#### Available data ####
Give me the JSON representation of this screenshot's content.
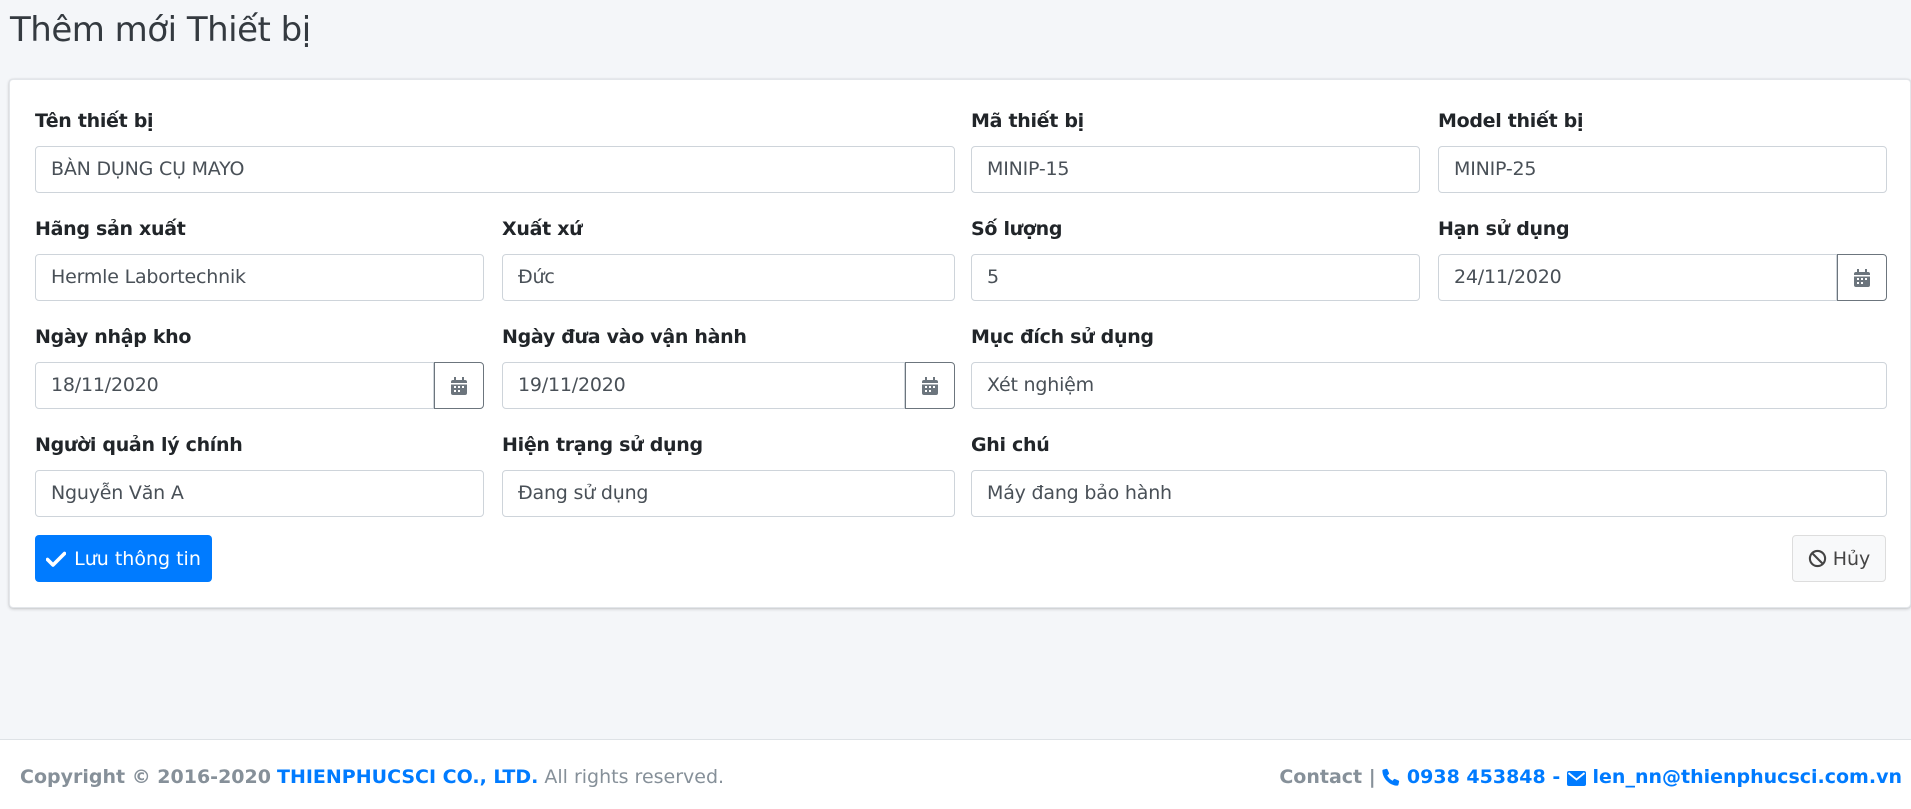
{
  "page": {
    "title": "Thêm mới Thiết bị"
  },
  "form": {
    "ten_thiet_bi": {
      "label": "Tên thiết bị",
      "value": "BÀN DỤNG CỤ MAYO"
    },
    "ma_thiet_bi": {
      "label": "Mã thiết bị",
      "value": "MINIP-15"
    },
    "model_thiet_bi": {
      "label": "Model thiết bị",
      "value": "MINIP-25"
    },
    "hang_san_xuat": {
      "label": "Hãng sản xuất",
      "value": "Hermle Labortechnik"
    },
    "xuat_xu": {
      "label": "Xuất xứ",
      "value": "Đức"
    },
    "so_luong": {
      "label": "Số lượng",
      "value": "5"
    },
    "han_su_dung": {
      "label": "Hạn sử dụng",
      "value": "24/11/2020"
    },
    "ngay_nhap_kho": {
      "label": "Ngày nhập kho",
      "value": "18/11/2020"
    },
    "ngay_dua_vao_van_hanh": {
      "label": "Ngày đưa vào vận hành",
      "value": "19/11/2020"
    },
    "muc_dich_su_dung": {
      "label": "Mục đích sử dụng",
      "value": "Xét nghiệm"
    },
    "nguoi_quan_ly_chinh": {
      "label": "Người quản lý chính",
      "value": "Nguyễn Văn A"
    },
    "hien_trang_su_dung": {
      "label": "Hiện trạng sử dụng",
      "value": "Đang sử dụng"
    },
    "ghi_chu": {
      "label": "Ghi chú",
      "value": "Máy đang bảo hành"
    }
  },
  "actions": {
    "save_label": "Lưu thông tin",
    "cancel_label": "Hủy"
  },
  "footer": {
    "copyright": "Copyright © 2016-2020",
    "company": "THIENPHUCSCI CO., LTD.",
    "rights": "All rights reserved.",
    "contact_label": "Contact |",
    "phone": "0938 453848",
    "separator": "-",
    "email": "len_nn@thienphucsci.com.vn"
  },
  "icons": {
    "calendar": "calendar-icon",
    "check": "check-icon",
    "ban": "ban-icon",
    "phone": "phone-icon",
    "envelope": "envelope-icon"
  },
  "colors": {
    "primary": "#007bff",
    "background": "#f4f6f9",
    "text": "#212529",
    "muted": "#869099"
  }
}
####
Transcribe the whole listing exactly. Pictures stay out of your copy.

▸ Solved exercise:
Give me the JSON representation of this screenshot's content.
{
  "page": {
    "title": "Thêm mới Thiết bị"
  },
  "form": {
    "ten_thiet_bi": {
      "label": "Tên thiết bị",
      "value": "BÀN DỤNG CỤ MAYO"
    },
    "ma_thiet_bi": {
      "label": "Mã thiết bị",
      "value": "MINIP-15"
    },
    "model_thiet_bi": {
      "label": "Model thiết bị",
      "value": "MINIP-25"
    },
    "hang_san_xuat": {
      "label": "Hãng sản xuất",
      "value": "Hermle Labortechnik"
    },
    "xuat_xu": {
      "label": "Xuất xứ",
      "value": "Đức"
    },
    "so_luong": {
      "label": "Số lượng",
      "value": "5"
    },
    "han_su_dung": {
      "label": "Hạn sử dụng",
      "value": "24/11/2020"
    },
    "ngay_nhap_kho": {
      "label": "Ngày nhập kho",
      "value": "18/11/2020"
    },
    "ngay_dua_vao_van_hanh": {
      "label": "Ngày đưa vào vận hành",
      "value": "19/11/2020"
    },
    "muc_dich_su_dung": {
      "label": "Mục đích sử dụng",
      "value": "Xét nghiệm"
    },
    "nguoi_quan_ly_chinh": {
      "label": "Người quản lý chính",
      "value": "Nguyễn Văn A"
    },
    "hien_trang_su_dung": {
      "label": "Hiện trạng sử dụng",
      "value": "Đang sử dụng"
    },
    "ghi_chu": {
      "label": "Ghi chú",
      "value": "Máy đang bảo hành"
    }
  },
  "actions": {
    "save_label": "Lưu thông tin",
    "cancel_label": "Hủy"
  },
  "footer": {
    "copyright": "Copyright © 2016-2020",
    "company": "THIENPHUCSCI CO., LTD.",
    "rights": "All rights reserved.",
    "contact_label": "Contact |",
    "phone": "0938 453848",
    "separator": "-",
    "email": "len_nn@thienphucsci.com.vn"
  },
  "icons": {
    "calendar": "calendar-icon",
    "check": "check-icon",
    "ban": "ban-icon",
    "phone": "phone-icon",
    "envelope": "envelope-icon"
  },
  "colors": {
    "primary": "#007bff",
    "background": "#f4f6f9",
    "text": "#212529",
    "muted": "#869099"
  }
}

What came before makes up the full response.